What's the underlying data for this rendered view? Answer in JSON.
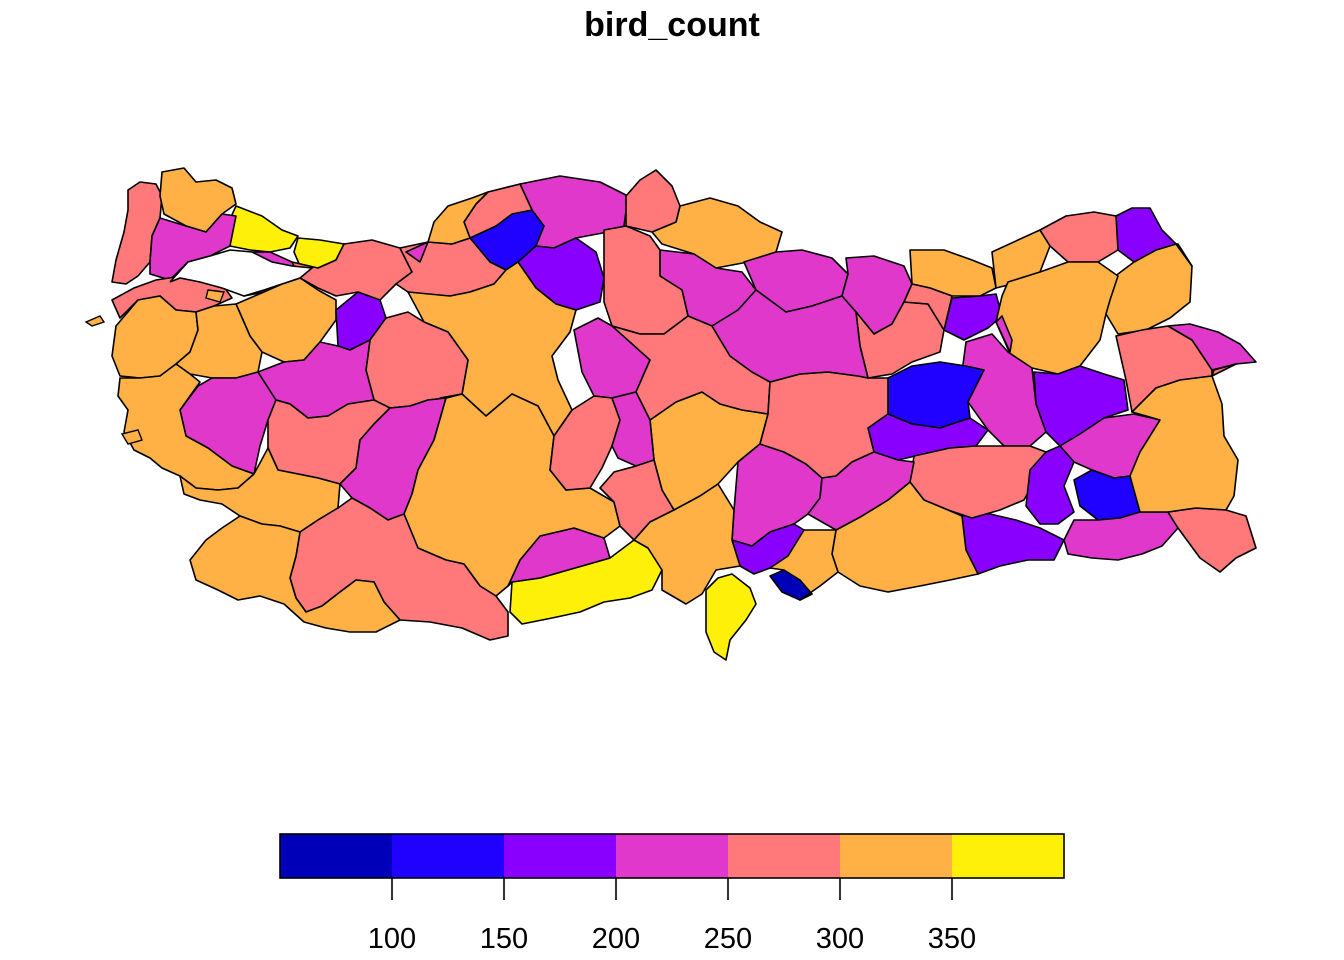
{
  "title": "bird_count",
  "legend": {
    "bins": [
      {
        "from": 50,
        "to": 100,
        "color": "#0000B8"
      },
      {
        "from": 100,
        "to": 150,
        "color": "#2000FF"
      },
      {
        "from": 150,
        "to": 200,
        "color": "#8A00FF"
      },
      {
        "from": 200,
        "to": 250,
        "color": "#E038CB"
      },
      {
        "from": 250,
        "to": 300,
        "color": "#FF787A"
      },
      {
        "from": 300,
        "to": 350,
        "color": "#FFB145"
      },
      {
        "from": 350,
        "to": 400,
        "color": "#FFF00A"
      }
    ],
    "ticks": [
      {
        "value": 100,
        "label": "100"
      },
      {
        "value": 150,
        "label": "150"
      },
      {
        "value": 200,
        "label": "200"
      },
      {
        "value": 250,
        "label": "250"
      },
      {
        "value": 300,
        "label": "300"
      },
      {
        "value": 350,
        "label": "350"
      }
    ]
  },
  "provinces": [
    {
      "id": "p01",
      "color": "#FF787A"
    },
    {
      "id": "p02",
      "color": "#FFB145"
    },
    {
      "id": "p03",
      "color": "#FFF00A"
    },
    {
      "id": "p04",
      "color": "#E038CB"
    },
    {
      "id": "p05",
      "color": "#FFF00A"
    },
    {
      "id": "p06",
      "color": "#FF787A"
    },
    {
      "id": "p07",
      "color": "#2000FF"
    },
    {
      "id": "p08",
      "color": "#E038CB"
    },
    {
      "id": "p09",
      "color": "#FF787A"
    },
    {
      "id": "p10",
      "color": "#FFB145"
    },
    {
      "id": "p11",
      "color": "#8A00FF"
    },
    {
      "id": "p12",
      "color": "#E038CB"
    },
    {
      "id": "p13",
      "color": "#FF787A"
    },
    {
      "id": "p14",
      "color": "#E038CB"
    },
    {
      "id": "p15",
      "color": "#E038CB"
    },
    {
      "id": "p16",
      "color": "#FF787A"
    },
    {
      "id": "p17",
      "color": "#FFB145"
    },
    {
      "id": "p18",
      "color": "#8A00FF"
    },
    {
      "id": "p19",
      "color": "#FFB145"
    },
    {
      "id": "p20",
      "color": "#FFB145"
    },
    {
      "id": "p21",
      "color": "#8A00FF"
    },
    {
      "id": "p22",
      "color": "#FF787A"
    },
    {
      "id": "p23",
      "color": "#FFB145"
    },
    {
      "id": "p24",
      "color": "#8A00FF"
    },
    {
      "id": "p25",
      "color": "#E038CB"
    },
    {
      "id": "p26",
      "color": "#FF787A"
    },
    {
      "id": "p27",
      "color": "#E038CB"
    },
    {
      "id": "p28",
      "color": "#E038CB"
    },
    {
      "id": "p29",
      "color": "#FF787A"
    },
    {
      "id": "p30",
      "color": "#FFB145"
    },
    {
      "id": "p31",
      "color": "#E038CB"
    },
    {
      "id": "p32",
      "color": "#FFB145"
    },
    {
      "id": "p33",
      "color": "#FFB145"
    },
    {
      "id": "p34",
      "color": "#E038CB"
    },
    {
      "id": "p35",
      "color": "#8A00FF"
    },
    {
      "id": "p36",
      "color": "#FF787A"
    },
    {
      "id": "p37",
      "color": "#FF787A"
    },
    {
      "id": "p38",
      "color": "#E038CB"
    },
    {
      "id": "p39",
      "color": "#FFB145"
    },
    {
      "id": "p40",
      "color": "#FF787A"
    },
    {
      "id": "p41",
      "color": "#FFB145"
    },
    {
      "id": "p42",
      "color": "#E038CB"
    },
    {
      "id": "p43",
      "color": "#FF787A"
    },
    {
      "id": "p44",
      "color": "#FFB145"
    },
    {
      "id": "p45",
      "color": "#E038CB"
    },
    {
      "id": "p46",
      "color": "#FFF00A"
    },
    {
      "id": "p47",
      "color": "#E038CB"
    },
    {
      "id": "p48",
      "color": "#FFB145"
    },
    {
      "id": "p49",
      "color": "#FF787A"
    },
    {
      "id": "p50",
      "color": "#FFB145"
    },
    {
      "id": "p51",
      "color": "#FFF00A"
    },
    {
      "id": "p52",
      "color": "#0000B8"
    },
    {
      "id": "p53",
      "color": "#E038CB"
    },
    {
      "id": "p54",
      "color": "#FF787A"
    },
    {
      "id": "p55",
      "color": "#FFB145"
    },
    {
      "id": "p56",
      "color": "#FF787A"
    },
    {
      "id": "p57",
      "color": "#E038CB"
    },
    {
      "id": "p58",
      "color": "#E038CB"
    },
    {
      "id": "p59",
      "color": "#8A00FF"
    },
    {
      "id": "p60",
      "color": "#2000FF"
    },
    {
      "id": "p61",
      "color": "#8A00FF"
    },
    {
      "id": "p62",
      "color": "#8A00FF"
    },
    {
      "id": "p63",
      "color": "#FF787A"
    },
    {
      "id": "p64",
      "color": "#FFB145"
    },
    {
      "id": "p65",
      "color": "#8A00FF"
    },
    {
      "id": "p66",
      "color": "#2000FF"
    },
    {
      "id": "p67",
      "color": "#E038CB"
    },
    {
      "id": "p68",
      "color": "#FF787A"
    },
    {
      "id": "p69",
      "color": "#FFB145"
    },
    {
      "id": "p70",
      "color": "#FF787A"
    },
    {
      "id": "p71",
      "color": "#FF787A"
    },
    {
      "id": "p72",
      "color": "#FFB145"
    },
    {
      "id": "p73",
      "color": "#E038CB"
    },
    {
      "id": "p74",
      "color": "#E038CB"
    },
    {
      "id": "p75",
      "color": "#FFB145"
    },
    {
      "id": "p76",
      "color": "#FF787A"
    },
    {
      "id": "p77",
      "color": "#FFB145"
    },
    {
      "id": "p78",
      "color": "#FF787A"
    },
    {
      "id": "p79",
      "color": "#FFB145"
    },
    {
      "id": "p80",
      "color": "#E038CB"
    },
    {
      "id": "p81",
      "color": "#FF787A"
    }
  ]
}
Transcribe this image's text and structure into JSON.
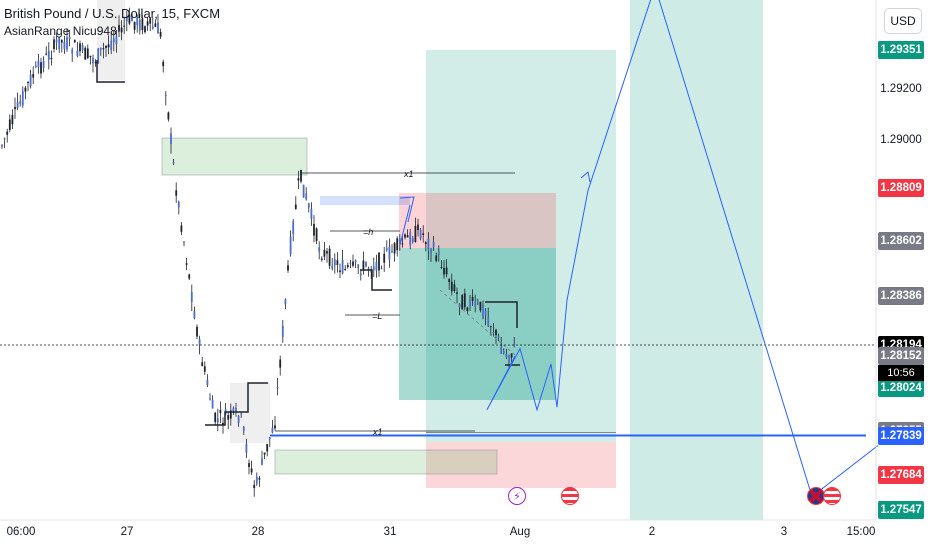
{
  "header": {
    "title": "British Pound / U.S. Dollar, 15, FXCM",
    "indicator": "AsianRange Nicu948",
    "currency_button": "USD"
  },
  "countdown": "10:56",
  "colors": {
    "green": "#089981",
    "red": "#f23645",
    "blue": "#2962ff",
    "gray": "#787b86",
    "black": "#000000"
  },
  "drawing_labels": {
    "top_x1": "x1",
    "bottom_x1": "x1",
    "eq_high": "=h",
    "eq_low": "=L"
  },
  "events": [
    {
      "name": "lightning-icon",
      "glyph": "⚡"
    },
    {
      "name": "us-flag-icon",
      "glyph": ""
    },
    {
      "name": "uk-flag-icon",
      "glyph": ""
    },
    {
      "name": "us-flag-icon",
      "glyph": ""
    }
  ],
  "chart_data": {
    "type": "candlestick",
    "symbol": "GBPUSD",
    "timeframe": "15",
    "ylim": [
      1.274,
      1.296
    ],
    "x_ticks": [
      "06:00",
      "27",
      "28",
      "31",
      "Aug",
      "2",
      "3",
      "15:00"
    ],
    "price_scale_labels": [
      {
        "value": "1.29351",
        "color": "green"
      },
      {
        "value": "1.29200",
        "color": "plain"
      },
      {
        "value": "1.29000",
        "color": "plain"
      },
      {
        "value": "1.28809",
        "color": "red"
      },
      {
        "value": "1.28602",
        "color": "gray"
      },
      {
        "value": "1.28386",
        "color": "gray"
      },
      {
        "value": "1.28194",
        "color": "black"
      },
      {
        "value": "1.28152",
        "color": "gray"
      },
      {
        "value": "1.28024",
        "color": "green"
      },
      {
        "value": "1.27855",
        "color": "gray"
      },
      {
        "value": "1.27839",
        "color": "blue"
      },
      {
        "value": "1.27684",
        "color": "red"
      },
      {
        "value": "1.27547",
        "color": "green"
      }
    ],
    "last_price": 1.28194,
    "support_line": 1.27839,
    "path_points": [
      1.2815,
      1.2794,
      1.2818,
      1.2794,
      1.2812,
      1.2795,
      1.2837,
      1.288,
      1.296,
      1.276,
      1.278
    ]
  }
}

● ● ● ● ● ● ●

Challenge
Identify which lines contain the word "icon" and copy each one.

Answer to the problem
      "name": "lightning-icon",
      "name": "us-flag-icon",
      "name": "uk-flag-icon",
      "name": "us-flag-icon",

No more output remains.